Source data
==========
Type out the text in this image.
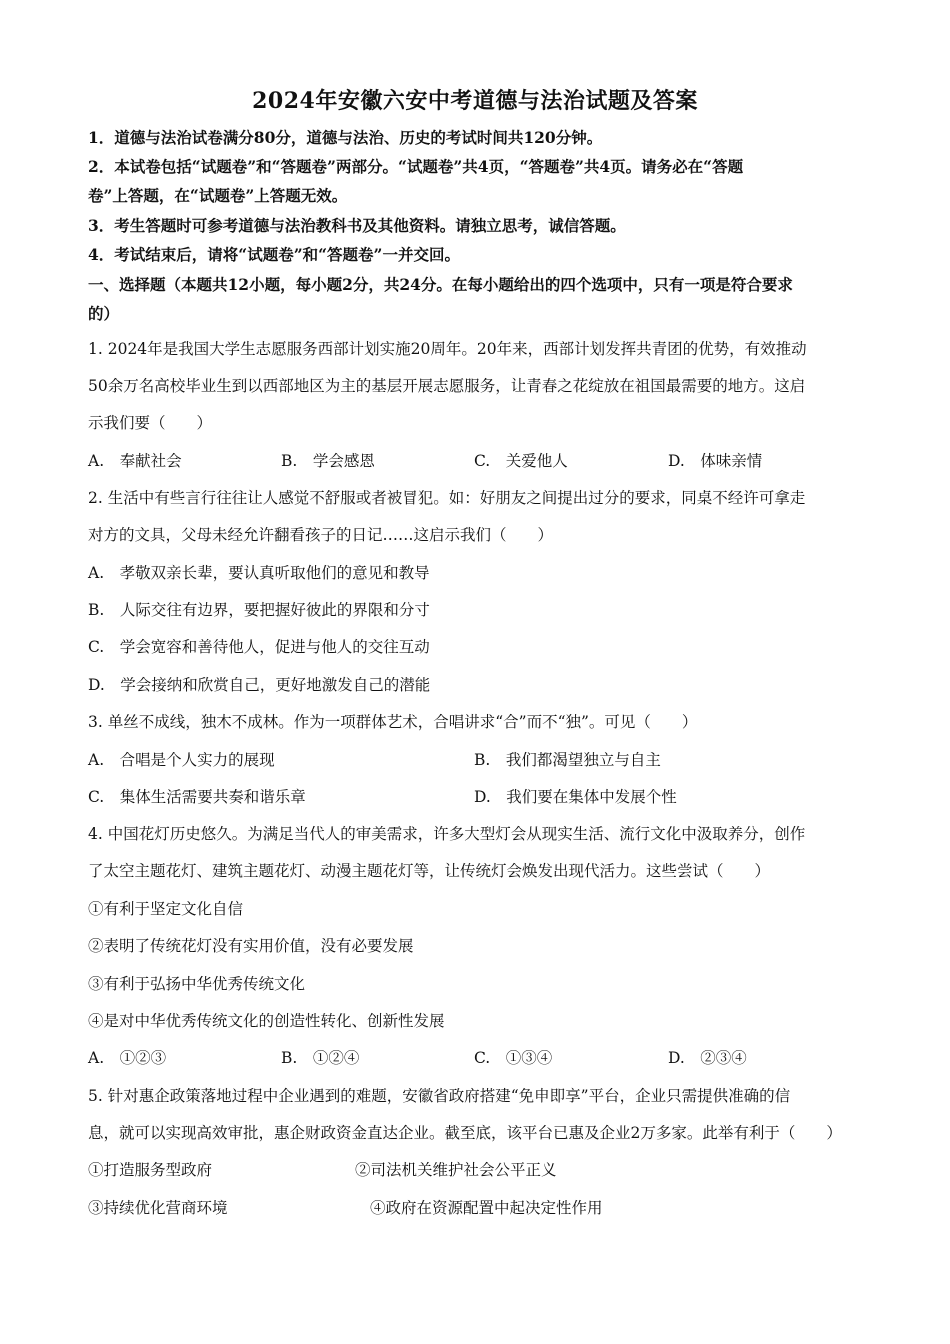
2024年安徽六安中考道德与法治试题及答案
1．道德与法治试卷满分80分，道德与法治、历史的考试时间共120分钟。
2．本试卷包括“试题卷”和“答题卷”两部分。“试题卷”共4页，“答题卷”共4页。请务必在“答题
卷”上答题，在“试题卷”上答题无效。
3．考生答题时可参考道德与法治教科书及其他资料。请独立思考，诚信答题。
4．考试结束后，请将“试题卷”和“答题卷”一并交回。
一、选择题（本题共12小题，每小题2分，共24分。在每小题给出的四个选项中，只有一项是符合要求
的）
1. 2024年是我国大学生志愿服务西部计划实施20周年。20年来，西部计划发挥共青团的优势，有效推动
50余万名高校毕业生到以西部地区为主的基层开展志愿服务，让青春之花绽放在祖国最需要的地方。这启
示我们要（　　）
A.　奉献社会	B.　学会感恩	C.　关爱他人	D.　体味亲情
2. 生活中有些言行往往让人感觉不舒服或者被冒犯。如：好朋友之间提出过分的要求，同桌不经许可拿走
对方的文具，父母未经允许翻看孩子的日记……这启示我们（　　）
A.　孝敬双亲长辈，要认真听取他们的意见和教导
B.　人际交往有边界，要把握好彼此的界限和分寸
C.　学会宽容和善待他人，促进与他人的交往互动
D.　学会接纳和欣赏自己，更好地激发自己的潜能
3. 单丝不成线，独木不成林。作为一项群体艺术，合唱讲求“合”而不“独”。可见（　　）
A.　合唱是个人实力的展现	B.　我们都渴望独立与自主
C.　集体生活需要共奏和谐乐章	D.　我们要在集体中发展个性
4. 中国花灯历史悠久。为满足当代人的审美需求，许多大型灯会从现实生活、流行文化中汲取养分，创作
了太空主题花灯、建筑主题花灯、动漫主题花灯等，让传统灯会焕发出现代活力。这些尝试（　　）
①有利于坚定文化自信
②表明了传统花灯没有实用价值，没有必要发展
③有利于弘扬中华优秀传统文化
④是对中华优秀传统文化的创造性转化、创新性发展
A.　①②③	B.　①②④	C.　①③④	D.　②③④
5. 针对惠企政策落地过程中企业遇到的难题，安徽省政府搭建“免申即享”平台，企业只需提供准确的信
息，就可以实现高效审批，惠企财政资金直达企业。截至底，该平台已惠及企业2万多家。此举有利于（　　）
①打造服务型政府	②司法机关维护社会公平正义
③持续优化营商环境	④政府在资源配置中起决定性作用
==========
# [What to produce]
Give the entries again without a single change, but with no pictures.

# [Answer below]
Type out the text in this image.
2024年安徽六安中考道德与法治试题及答案
1．道德与法治试卷满分80分，道德与法治、历史的考试时间共120分钟。
2．本试卷包括“试题卷”和“答题卷”两部分。“试题卷”共4页，“答题卷”共4页。请务必在“答题
卷”上答题，在“试题卷”上答题无效。
3．考生答题时可参考道德与法治教科书及其他资料。请独立思考，诚信答题。
4．考试结束后，请将“试题卷”和“答题卷”一并交回。
一、选择题（本题共12小题，每小题2分，共24分。在每小题给出的四个选项中，只有一项是符合要求
的）
1. 2024年是我国大学生志愿服务西部计划实施20周年。20年来，西部计划发挥共青团的优势，有效推动
50余万名高校毕业生到以西部地区为主的基层开展志愿服务，让青春之花绽放在祖国最需要的地方。这启
示我们要（　　）
A.　奉献社会	B.　学会感恩	C.　关爱他人	D.　体味亲情
2. 生活中有些言行往往让人感觉不舒服或者被冒犯。如：好朋友之间提出过分的要求，同桌不经许可拿走
对方的文具，父母未经允许翻看孩子的日记……这启示我们（　　）
A.　孝敬双亲长辈，要认真听取他们的意见和教导
B.　人际交往有边界，要把握好彼此的界限和分寸
C.　学会宽容和善待他人，促进与他人的交往互动
D.　学会接纳和欣赏自己，更好地激发自己的潜能
3. 单丝不成线，独木不成林。作为一项群体艺术，合唱讲求“合”而不“独”。可见（　　）
A.　合唱是个人实力的展现	B.　我们都渴望独立与自主
C.　集体生活需要共奏和谐乐章	D.　我们要在集体中发展个性
4. 中国花灯历史悠久。为满足当代人的审美需求，许多大型灯会从现实生活、流行文化中汲取养分，创作
了太空主题花灯、建筑主题花灯、动漫主题花灯等，让传统灯会焕发出现代活力。这些尝试（　　）
①有利于坚定文化自信
②表明了传统花灯没有实用价值，没有必要发展
③有利于弘扬中华优秀传统文化
④是对中华优秀传统文化的创造性转化、创新性发展
A.　①②③	B.　①②④	C.　①③④	D.　②③④
5. 针对惠企政策落地过程中企业遇到的难题，安徽省政府搭建“免申即享”平台，企业只需提供准确的信
息，就可以实现高效审批，惠企财政资金直达企业。截至底，该平台已惠及企业2万多家。此举有利于（　　）
①打造服务型政府	②司法机关维护社会公平正义
③持续优化营商环境	④政府在资源配置中起决定性作用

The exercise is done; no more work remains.